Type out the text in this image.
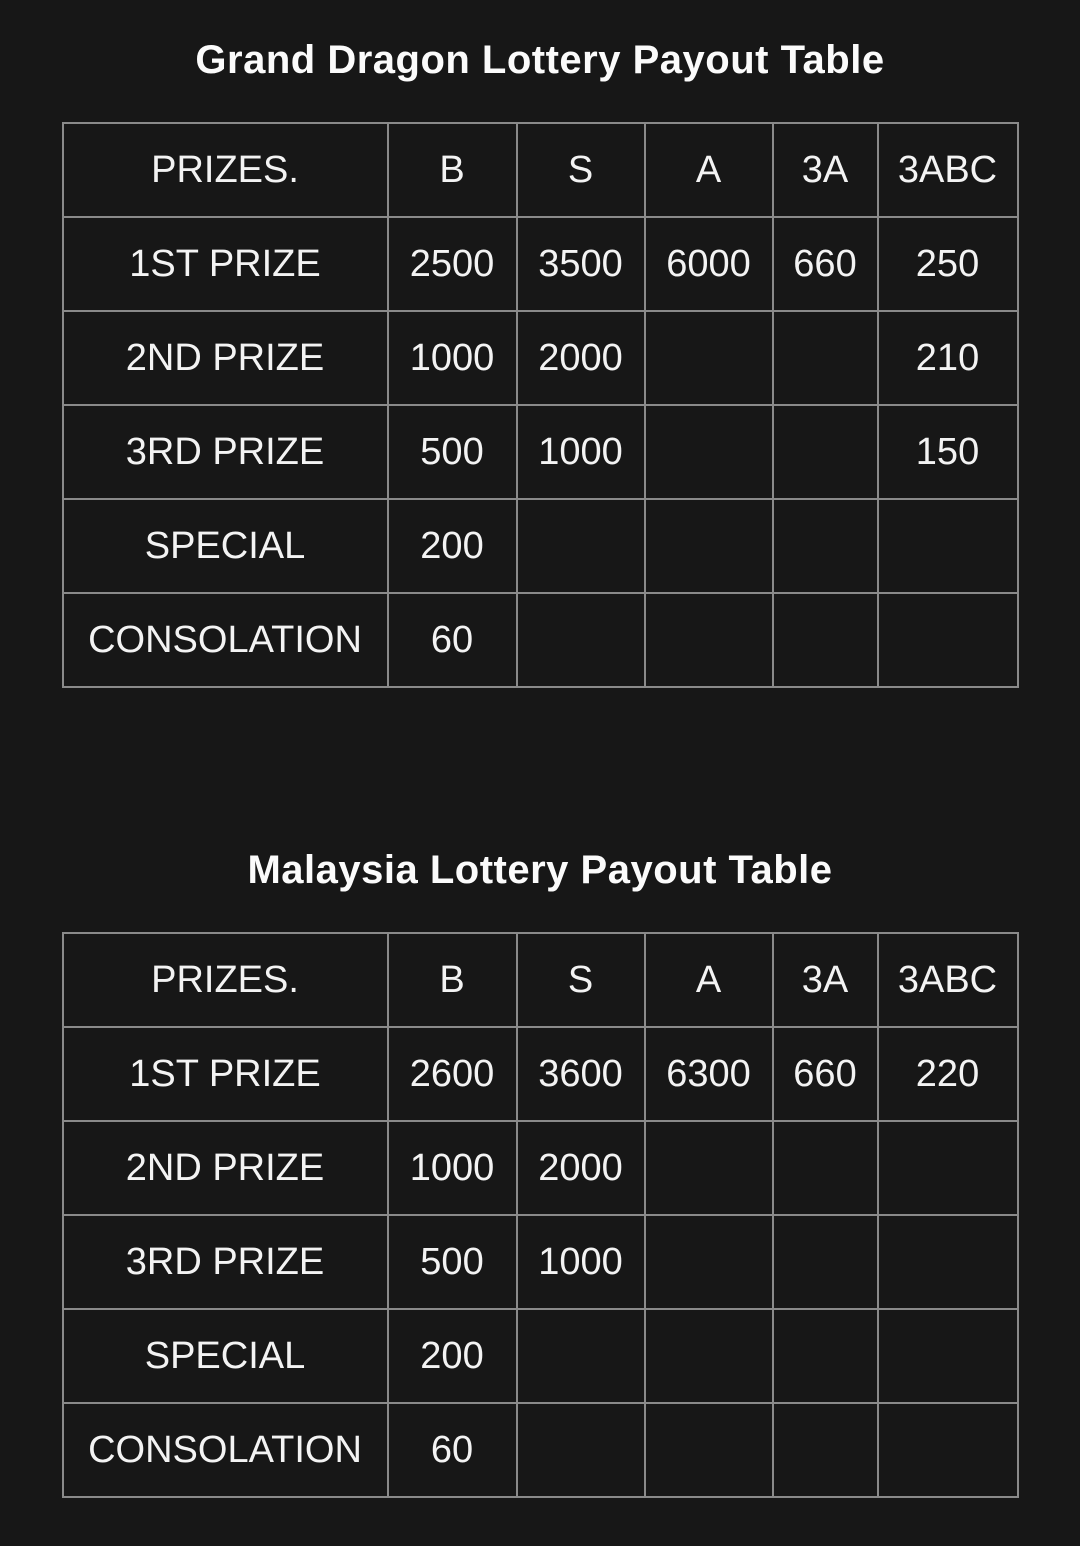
Grand Dragon Lottery Payout Table
PRIZES.	B	S	A	3A	3ABC
1ST PRIZE	2500	3500	6000	660	250
2ND PRIZE	1000	2000			210
3RD PRIZE	500	1000			150
SPECIAL	200				
CONSOLATION	60				
Malaysia Lottery Payout Table
PRIZES.	B	S	A	3A	3ABC
1ST PRIZE	2600	3600	6300	660	220
2ND PRIZE	1000	2000			
3RD PRIZE	500	1000			
SPECIAL	200				
CONSOLATION	60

□ □ □

Above are records; say how many of their lines contain the word "Lottery", giving only the number.

[SOLUTION TO THE EXERCISE]:
2